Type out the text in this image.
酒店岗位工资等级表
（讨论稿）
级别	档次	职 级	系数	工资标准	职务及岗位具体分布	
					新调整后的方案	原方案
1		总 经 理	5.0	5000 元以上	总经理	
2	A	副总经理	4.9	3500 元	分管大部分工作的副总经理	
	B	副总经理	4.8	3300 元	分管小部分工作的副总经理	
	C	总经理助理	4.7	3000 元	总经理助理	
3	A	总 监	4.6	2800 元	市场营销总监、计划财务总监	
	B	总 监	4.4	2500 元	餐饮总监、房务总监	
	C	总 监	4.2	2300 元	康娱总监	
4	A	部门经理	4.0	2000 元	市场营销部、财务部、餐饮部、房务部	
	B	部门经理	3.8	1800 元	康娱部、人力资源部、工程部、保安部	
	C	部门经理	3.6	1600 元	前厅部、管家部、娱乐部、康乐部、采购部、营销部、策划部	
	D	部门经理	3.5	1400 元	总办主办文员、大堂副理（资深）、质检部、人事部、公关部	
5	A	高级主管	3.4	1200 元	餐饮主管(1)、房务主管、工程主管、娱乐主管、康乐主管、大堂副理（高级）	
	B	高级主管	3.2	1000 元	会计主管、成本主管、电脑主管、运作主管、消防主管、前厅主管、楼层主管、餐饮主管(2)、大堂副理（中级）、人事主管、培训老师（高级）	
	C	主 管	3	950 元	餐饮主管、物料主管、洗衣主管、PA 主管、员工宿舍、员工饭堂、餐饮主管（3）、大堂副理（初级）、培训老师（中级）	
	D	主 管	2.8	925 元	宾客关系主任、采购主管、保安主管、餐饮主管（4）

----------

CHALLENGE: Each line of the material should be duplicated exactly, please.

EXPECTED ANSWER:
Type out the text in this image.
酒店岗位工资等级表
（讨论稿）
级别	档次	职 级	系数	工资标准	职务及岗位具体分布	
					新调整后的方案	原方案
1		总 经 理	5.0	5000 元以上	总经理	
2	A	副总经理	4.9	3500 元	分管大部分工作的副总经理	
	B	副总经理	4.8	3300 元	分管小部分工作的副总经理	
	C	总经理助理	4.7	3000 元	总经理助理	
3	A	总 监	4.6	2800 元	市场营销总监、计划财务总监	
	B	总 监	4.4	2500 元	餐饮总监、房务总监	
	C	总 监	4.2	2300 元	康娱总监	
4	A	部门经理	4.0	2000 元	市场营销部、财务部、餐饮部、房务部	
	B	部门经理	3.8	1800 元	康娱部、人力资源部、工程部、保安部	
	C	部门经理	3.6	1600 元	前厅部、管家部、娱乐部、康乐部、采购部、营销部、策划部	
	D	部门经理	3.5	1400 元	总办主办文员、大堂副理（资深）、质检部、人事部、公关部	
5	A	高级主管	3.4	1200 元	餐饮主管(1)、房务主管、工程主管、娱乐主管、康乐主管、大堂副理（高级）	
	B	高级主管	3.2	1000 元	会计主管、成本主管、电脑主管、运作主管、消防主管、前厅主管、楼层主管、餐饮主管(2)、大堂副理（中级）、人事主管、培训老师（高级）	
	C	主 管	3	950 元	餐饮主管、物料主管、洗衣主管、PA 主管、员工宿舍、员工饭堂、餐饮主管（3）、大堂副理（初级）、培训老师（中级）	
	D	主 管	2.8	925 元	宾客关系主任、采购主管、保安主管、餐饮主管（4）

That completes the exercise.